=== MATERIAL PROVIDED ===

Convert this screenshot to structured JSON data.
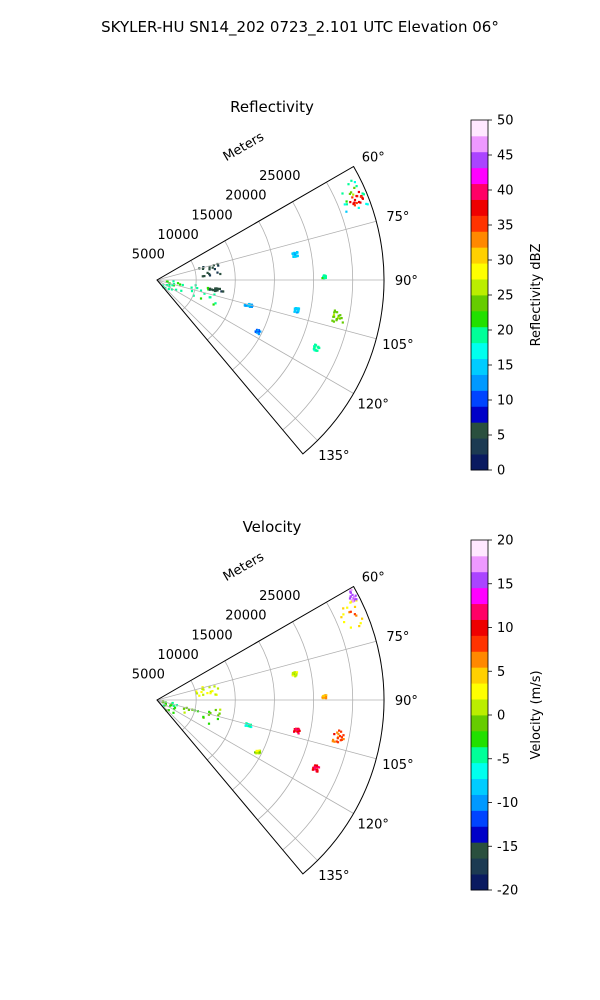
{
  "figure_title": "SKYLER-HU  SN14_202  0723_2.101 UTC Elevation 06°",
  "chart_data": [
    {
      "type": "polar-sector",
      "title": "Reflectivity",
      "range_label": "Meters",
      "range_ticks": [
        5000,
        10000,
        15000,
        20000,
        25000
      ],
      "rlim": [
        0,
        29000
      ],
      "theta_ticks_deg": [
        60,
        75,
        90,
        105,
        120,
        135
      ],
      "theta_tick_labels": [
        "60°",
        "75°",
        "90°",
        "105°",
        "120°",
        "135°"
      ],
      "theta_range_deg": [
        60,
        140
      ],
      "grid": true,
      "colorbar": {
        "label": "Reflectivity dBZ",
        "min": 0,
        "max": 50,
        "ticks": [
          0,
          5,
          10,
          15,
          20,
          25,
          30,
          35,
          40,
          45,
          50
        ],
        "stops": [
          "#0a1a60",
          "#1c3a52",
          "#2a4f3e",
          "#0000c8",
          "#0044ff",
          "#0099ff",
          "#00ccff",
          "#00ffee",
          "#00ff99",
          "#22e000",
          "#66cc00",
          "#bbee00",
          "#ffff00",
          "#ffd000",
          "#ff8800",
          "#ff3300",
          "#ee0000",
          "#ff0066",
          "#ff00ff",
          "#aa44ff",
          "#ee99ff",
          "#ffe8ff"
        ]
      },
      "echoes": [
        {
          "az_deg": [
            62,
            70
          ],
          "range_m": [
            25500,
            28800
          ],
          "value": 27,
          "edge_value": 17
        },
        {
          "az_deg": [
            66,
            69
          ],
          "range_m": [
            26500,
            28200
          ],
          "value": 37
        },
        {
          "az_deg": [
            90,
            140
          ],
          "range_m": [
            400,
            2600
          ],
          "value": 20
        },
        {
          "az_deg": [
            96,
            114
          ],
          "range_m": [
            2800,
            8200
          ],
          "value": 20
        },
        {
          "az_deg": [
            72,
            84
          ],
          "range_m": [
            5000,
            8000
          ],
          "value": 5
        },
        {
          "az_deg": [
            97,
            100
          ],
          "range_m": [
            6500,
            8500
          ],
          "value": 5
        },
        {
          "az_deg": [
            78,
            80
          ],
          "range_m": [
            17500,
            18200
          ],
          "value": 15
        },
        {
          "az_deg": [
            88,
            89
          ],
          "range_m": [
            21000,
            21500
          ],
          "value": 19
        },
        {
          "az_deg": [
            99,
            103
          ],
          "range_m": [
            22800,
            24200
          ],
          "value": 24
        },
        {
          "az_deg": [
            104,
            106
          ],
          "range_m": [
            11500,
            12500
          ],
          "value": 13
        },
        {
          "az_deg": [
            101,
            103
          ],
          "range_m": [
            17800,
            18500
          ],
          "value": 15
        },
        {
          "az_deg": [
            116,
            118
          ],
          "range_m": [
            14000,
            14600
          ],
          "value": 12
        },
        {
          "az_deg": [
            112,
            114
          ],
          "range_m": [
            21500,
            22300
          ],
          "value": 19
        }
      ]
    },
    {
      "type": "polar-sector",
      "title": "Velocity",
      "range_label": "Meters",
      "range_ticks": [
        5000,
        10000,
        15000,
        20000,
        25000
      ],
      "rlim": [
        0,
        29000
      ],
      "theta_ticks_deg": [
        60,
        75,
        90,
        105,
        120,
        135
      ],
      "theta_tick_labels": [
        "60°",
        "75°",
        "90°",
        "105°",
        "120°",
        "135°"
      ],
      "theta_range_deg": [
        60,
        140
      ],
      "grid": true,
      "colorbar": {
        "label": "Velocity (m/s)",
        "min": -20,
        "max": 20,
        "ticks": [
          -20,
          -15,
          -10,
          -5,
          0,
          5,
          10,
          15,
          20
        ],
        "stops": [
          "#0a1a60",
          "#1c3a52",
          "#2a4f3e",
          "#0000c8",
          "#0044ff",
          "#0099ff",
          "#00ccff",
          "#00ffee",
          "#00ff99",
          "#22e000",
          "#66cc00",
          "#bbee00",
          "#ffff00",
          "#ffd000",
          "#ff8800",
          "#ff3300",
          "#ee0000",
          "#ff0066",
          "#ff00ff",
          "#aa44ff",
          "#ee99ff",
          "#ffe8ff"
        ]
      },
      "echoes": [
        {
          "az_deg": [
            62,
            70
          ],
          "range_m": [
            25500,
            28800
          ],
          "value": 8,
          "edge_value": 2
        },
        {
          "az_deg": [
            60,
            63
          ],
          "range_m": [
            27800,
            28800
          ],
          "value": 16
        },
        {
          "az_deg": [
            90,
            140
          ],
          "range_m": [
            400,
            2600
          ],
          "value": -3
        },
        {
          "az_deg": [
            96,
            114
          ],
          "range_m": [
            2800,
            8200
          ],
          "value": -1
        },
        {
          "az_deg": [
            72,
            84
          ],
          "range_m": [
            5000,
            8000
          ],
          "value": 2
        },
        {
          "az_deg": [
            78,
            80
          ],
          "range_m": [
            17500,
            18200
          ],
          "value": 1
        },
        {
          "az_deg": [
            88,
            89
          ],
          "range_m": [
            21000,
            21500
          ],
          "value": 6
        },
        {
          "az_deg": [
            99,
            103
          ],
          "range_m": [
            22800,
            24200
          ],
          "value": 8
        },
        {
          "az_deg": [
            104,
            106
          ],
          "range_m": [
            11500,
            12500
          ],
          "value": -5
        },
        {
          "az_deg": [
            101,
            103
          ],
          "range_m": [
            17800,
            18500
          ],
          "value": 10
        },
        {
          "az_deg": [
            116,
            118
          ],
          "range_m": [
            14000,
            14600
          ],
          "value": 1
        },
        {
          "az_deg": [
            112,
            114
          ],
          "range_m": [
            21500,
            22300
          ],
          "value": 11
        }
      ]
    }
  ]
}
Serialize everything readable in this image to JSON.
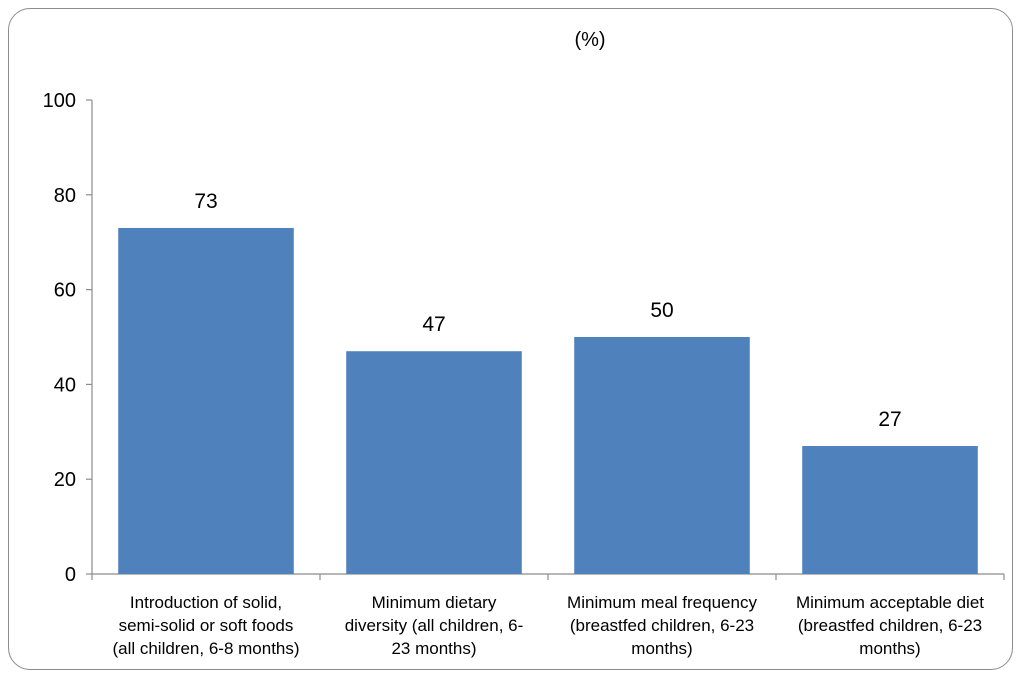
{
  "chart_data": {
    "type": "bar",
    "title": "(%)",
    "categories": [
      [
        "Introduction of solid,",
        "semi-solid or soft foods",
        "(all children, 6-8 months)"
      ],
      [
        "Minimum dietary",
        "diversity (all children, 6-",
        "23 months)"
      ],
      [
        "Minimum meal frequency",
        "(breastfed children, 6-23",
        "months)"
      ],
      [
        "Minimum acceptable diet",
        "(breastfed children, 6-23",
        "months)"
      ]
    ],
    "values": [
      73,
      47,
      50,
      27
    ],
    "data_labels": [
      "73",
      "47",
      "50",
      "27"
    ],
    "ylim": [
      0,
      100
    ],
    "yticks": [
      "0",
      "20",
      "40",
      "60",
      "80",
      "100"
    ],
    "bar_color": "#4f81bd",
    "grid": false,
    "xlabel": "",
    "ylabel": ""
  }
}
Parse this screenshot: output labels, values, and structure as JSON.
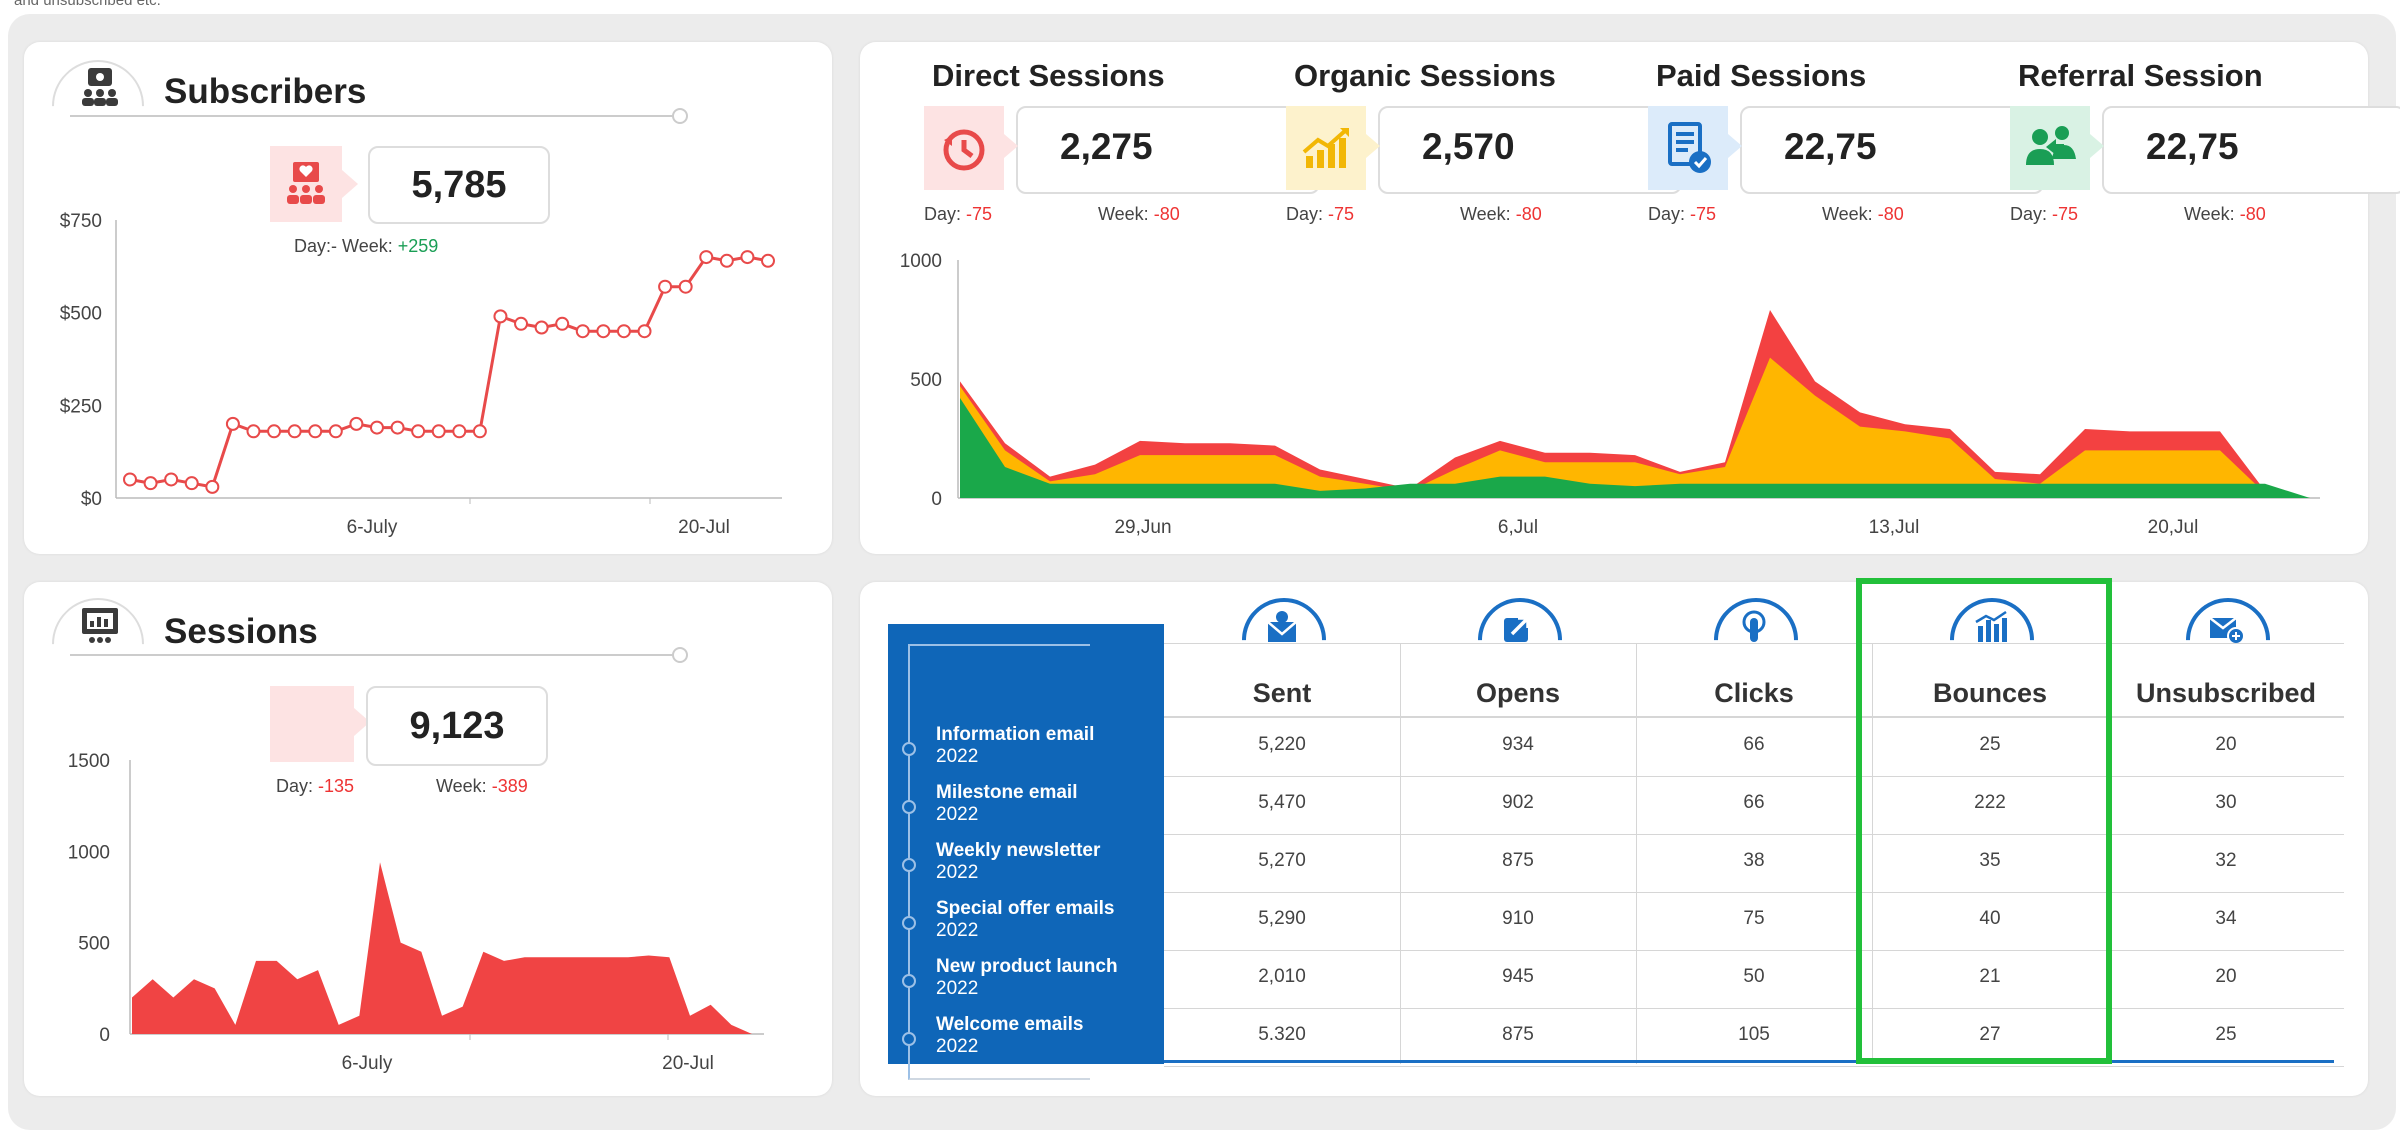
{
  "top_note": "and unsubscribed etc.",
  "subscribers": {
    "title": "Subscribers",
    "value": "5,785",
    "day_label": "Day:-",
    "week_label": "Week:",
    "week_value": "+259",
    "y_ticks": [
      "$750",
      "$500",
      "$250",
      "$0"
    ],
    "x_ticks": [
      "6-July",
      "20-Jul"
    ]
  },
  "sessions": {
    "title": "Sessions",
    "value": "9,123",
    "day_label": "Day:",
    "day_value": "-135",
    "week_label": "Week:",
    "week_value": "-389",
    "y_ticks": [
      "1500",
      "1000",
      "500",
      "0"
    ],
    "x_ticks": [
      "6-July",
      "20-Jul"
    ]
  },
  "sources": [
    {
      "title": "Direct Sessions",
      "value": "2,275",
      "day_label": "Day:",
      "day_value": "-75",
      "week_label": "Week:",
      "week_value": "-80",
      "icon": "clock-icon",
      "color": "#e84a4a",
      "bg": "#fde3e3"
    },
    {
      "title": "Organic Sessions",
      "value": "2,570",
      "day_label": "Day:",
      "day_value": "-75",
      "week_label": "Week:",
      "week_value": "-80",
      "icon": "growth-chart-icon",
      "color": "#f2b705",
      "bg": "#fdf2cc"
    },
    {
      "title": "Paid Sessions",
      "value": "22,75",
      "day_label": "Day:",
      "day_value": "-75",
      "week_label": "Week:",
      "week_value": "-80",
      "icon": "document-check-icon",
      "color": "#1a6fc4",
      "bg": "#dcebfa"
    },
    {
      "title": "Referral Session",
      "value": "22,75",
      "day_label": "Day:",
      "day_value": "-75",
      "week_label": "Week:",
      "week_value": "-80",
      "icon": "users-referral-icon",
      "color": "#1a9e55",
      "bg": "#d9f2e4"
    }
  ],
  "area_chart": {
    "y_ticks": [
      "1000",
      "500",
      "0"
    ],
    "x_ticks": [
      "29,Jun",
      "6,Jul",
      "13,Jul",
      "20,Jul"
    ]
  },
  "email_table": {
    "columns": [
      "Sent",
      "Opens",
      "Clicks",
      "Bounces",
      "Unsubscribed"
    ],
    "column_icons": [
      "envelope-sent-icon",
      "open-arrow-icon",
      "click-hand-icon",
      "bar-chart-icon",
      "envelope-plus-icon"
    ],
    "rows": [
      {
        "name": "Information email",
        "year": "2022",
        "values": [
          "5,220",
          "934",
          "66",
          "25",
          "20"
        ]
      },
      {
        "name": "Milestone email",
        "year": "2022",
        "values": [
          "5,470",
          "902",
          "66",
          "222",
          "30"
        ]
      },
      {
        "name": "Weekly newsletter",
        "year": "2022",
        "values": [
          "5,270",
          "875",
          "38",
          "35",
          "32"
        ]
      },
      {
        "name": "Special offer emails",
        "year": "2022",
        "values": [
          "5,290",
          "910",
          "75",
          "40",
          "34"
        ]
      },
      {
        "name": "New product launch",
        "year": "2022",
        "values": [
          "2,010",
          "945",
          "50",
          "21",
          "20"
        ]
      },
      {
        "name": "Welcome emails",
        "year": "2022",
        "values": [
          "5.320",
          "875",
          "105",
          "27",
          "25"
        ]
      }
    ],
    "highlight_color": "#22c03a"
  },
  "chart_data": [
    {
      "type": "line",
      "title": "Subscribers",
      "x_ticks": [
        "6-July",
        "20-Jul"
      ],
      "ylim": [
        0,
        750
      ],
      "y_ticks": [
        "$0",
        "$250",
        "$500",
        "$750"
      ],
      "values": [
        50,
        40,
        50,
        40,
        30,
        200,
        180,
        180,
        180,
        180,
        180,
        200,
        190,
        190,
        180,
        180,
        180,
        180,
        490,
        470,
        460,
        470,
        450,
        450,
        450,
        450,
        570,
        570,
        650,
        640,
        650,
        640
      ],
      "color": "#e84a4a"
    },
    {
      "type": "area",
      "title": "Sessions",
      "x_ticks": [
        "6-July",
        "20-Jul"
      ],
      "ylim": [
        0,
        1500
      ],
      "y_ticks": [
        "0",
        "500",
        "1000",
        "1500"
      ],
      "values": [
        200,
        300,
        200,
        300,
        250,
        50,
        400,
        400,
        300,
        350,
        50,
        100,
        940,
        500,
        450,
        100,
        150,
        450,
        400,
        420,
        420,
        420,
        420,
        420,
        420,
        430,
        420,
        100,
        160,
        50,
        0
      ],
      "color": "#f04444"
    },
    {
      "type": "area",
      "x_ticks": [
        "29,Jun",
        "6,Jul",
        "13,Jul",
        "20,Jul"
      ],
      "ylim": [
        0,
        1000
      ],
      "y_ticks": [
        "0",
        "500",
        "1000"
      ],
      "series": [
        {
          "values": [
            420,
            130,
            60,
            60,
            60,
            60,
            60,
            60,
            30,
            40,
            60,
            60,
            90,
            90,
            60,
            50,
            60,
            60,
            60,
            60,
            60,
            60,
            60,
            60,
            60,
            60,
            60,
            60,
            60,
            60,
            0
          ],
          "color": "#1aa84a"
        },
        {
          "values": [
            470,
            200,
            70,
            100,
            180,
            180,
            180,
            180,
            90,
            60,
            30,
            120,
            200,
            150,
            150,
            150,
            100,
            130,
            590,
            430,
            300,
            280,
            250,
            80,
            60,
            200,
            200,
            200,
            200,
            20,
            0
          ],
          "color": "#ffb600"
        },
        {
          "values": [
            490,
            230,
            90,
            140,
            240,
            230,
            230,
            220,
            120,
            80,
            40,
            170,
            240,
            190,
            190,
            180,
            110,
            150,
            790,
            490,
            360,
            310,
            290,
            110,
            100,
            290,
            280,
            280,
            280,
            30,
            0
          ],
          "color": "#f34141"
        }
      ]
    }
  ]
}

===

### [THE REQUEST]
Tally the lines of the preceding listing in which the word "envelope" appears; state nothing but the total.

### [EXPECTED ANSWER]
2